● Short task A
Extract the stretch from "Geography of the" through "fairy tale Rapunzel." in the Pentamerone article, keeping the wording unchanged.

● Page extract
The Pentamerone, subtitled Lo cunto de li cunti ("The Tale of Tales"), is a seventeenth-century Neapolitan fairy tale collection by Italian poet and courtier Giambattista Basile.

Background
The stories in the Pentamerone were collected by Basile and published posthumously in two volumes by his sister Adriana in Naples, Italy, in 1634 and 1636 under the pseudonym Gian Alesio Abbatutis.
These stories were later adapted by  Charles Perrault and the Brothers Grimm, the latter making extensive, acknowledged use of Basile's collection. Examples of this are versions of Cinderella, Rapunzel, Puss in Boots, Sleeping Beauty, and Hansel and Gretel.

While other collections of stories have included stories that would be termed fairy tales, his work is the first collection in which all the stories fit in that single category. He did not transcribe them from the oral tradition as a modern collector would, instead writing them in Neapolitan, and in many respects was the first writer to preserve oral intonations.

The style of the stories is heavily Baroque, with many metaphorical usages.

This has been interpreted as a satire on Baroque style, but as Basile praised the style, and used it in his other works, it appears to have no ironic intention.

Influence 
Although the work fell into obscurity, the Brothers Grimm, in their third edition of Grimm's Fairy Tales, praised it highly as the first national collection of fairy tales, fitting their romantic nationalist views on fairy tales, and as capturing the Neapolitan voice. This drew a great deal of attention to the work.
This collection (Basile's Pentamerone) was for a long time the best and richest that had been found by any nation. Not only were the traditions at that time more complete in themselves, but the author had a special talent for collecting them, and besides that an intimate knowledge of the dialect. The stories are told with hardly any break, and the tone, at least in the Neapolitan tales, is perfectly caught.... We may therefore look on this collection of fifty tales as the basis of many others; for although it was not so in actual fact, and was indeed not known beyond the country in which it appeared, and was never translated into French, it still has all the importance of a basis, owing to the coherence of its traditions. Two-thirds of them are, so far as their principal incidents are concerned, to be found in Germany, and are current there at this very day. Basile has not allowed himself to make any alteration, scarcely even any addition of importance, and that gives his work a special value
– Wilhelm Grimm

Basile's writing inspired Matteo Garrone's 2015 film, The Tale of Tales.

Geography of the stories 
The tales of Giambattista Basile are set in Basilicata and Campania, where he spent most of his life at the local nobles. Among the places related to the stories we find the city of Acerenza and the Castle of Lagopesole, the latter connected to the fairy tale Rapunzel.

● Short task B
Gather every line from the entries below that contains the string "指部门用财政拨款安排的因公出国", treating case as significant.

● Exercise data
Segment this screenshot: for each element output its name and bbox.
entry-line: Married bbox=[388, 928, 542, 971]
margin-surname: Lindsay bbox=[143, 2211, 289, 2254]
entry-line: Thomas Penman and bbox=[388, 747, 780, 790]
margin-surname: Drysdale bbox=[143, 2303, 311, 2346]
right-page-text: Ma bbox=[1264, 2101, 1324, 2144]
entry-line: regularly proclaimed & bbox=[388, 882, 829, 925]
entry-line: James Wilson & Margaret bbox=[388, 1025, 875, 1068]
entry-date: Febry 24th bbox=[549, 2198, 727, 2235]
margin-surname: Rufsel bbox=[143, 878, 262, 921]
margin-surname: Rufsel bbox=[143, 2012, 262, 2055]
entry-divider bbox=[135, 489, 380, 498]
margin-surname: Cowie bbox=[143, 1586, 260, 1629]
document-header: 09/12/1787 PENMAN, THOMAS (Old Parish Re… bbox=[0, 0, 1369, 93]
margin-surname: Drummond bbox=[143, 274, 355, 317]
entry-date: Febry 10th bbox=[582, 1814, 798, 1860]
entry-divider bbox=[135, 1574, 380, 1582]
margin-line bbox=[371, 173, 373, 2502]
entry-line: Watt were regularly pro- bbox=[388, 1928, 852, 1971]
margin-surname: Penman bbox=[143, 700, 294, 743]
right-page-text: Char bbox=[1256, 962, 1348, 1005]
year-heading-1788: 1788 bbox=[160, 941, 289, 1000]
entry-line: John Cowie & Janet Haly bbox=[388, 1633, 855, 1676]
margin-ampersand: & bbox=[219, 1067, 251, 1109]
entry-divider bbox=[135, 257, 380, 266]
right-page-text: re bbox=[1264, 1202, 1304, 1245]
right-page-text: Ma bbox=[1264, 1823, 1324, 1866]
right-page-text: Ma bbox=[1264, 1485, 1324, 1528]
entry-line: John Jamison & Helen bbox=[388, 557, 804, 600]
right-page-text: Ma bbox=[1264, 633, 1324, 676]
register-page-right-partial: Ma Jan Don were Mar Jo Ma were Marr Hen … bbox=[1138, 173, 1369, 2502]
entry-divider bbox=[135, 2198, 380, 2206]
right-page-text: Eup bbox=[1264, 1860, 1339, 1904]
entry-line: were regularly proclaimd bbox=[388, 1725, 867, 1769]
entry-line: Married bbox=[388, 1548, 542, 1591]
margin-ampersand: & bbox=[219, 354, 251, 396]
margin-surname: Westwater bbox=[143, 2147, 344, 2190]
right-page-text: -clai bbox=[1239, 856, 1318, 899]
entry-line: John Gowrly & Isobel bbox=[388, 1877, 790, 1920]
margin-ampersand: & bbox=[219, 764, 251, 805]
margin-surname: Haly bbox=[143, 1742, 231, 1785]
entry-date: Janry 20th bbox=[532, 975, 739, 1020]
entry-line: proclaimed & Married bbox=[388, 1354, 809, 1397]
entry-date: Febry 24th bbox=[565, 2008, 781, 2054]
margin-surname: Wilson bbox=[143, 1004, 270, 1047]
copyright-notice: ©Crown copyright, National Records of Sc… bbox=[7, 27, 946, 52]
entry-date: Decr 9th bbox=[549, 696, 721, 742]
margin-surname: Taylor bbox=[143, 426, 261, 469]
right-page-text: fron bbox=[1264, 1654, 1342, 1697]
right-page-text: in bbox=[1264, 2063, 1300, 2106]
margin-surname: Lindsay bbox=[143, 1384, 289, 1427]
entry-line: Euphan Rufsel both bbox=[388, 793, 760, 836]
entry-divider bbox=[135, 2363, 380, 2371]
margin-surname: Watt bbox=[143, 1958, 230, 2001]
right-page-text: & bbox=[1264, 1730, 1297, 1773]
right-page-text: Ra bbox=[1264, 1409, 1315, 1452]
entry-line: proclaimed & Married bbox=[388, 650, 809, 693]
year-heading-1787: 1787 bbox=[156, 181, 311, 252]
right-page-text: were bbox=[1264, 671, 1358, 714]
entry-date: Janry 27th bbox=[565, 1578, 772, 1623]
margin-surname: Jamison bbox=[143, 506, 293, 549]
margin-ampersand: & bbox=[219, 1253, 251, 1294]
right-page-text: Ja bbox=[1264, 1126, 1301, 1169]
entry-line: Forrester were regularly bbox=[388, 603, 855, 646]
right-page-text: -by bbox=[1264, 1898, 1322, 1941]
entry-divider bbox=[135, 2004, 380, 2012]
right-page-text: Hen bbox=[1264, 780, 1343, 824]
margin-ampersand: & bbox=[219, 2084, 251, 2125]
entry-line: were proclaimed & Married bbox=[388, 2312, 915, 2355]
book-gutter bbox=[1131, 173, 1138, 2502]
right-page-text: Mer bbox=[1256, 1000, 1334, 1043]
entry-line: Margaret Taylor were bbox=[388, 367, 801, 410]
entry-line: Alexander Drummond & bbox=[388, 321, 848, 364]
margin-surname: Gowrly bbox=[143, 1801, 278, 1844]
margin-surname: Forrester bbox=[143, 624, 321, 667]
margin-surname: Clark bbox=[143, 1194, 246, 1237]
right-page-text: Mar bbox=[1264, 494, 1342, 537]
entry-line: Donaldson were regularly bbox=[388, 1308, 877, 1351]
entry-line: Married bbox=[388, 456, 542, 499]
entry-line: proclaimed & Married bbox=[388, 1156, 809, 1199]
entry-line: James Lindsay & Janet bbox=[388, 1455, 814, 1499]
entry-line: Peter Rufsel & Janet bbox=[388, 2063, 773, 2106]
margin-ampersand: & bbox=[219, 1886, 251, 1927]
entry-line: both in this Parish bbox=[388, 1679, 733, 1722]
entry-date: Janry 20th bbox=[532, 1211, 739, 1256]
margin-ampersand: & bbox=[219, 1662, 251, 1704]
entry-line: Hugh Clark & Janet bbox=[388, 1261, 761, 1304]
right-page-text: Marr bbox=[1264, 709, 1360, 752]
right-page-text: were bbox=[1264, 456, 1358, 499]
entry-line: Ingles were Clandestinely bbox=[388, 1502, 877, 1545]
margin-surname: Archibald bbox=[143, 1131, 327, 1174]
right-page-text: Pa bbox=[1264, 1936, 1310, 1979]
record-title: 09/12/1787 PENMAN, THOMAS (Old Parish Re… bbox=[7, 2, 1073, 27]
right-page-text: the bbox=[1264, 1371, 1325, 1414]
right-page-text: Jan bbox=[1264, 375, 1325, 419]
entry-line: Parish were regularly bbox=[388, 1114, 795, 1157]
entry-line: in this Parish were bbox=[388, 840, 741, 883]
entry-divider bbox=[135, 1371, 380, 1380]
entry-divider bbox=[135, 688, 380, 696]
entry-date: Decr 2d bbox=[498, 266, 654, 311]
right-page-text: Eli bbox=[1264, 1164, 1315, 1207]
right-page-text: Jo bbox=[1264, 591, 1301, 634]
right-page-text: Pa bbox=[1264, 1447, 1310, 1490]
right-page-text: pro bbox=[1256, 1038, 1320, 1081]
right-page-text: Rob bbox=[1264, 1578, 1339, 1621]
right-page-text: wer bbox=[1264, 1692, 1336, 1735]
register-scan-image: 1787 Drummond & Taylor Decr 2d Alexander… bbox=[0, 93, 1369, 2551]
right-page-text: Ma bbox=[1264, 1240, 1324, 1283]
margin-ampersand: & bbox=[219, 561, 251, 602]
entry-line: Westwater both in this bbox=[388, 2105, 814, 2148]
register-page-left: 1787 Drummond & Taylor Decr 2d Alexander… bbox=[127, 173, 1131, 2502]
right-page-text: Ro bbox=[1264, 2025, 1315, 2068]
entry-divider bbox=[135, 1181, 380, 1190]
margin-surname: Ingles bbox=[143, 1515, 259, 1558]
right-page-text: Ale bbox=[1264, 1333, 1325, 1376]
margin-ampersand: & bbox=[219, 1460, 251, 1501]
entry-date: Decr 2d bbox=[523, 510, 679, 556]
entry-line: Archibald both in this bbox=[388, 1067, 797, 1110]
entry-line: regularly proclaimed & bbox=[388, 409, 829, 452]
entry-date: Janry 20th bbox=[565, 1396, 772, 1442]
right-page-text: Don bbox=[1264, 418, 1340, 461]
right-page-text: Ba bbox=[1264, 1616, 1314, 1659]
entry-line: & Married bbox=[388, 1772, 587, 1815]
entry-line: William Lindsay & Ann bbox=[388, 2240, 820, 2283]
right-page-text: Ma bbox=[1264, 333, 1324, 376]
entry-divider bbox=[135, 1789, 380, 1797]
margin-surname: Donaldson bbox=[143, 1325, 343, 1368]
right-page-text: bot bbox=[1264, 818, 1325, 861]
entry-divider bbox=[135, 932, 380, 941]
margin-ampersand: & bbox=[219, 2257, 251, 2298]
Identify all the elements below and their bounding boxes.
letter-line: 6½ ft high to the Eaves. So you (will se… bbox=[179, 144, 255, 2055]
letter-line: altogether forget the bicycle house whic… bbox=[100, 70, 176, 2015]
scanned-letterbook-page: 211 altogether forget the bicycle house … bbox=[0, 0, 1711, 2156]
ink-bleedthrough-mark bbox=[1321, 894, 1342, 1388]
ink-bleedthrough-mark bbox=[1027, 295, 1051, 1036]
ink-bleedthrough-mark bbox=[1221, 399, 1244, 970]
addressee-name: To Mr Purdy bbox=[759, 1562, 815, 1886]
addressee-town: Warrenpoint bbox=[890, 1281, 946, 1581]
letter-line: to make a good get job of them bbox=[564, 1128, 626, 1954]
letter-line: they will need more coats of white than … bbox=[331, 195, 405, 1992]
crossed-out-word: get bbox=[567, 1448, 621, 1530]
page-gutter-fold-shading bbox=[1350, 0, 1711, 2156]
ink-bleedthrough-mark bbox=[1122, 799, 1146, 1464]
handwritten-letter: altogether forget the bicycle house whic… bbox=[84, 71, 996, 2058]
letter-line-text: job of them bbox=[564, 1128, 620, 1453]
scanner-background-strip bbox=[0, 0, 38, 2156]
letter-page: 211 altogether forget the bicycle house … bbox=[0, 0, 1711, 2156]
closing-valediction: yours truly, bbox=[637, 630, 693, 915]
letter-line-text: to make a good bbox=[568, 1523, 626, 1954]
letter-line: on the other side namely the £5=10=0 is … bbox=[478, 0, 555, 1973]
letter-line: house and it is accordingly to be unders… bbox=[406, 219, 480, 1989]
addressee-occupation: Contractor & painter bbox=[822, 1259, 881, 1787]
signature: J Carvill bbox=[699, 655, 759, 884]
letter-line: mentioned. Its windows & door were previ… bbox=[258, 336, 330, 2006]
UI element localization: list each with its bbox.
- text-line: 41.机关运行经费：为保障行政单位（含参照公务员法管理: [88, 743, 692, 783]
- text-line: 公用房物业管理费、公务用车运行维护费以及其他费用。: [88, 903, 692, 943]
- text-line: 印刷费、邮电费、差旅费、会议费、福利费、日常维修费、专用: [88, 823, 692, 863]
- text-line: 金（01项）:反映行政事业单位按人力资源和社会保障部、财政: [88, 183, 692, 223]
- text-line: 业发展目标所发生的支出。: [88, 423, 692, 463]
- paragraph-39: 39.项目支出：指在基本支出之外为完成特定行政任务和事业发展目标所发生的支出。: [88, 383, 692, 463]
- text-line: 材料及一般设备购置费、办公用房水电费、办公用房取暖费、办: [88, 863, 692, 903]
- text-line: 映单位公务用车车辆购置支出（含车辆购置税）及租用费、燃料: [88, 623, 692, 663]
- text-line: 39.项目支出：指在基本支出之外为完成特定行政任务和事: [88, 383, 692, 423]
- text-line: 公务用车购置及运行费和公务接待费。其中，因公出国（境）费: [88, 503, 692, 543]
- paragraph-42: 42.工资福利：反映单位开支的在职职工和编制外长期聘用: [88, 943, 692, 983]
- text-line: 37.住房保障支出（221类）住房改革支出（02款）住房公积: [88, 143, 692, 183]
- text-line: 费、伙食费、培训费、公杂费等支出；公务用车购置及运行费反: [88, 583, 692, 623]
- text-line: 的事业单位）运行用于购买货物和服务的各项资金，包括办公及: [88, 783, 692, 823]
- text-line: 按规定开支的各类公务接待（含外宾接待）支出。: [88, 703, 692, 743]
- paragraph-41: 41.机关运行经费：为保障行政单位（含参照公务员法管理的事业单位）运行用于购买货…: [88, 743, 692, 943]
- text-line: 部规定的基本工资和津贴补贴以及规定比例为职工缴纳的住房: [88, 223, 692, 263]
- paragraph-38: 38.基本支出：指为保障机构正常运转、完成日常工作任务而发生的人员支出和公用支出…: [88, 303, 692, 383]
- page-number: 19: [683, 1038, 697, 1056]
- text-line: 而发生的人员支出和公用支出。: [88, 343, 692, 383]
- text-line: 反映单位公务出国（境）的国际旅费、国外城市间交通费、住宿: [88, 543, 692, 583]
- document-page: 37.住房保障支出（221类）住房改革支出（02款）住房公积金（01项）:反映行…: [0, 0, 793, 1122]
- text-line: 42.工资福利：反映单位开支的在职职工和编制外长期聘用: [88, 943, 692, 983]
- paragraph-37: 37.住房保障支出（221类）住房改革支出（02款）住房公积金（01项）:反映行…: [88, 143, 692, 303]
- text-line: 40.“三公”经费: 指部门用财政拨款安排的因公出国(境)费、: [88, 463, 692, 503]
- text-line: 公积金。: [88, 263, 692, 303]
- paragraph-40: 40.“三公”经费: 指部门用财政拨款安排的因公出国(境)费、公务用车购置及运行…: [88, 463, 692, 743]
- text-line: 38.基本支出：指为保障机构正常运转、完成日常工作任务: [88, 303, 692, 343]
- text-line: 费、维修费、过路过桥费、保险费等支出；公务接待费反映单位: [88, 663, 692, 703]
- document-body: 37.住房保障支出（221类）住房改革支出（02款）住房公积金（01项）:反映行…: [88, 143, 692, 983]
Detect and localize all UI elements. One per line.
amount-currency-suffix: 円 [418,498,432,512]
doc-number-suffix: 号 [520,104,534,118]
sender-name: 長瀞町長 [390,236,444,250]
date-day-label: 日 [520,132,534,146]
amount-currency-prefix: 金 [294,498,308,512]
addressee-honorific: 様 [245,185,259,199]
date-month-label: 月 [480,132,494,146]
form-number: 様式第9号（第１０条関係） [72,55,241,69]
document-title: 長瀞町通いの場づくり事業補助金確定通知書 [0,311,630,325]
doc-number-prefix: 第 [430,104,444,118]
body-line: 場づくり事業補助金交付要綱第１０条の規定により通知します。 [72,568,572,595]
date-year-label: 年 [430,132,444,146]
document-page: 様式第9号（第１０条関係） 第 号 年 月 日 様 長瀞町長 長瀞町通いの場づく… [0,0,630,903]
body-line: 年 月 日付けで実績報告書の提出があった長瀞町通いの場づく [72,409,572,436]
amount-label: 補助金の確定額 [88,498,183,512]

● Full answer A
Geography of the stories 
The tales of Giambattista Basile are set in Basilicata and Campania, where he spent most of his life at the local nobles. Among the places related to the stories we find the city of Acerenza and the Castle of Lagopesole, the latter connected to the fairy tale Rapunzel.

● Full answer B
- text-line: 40.“三公”经费: 指部门用财政拨款安排的因公出国(境)费、: [88, 463, 692, 503]
- paragraph-40: 40.“三公”经费: 指部门用财政拨款安排的因公出国(境)费、公务用车购置及运行…: [88, 463, 692, 743]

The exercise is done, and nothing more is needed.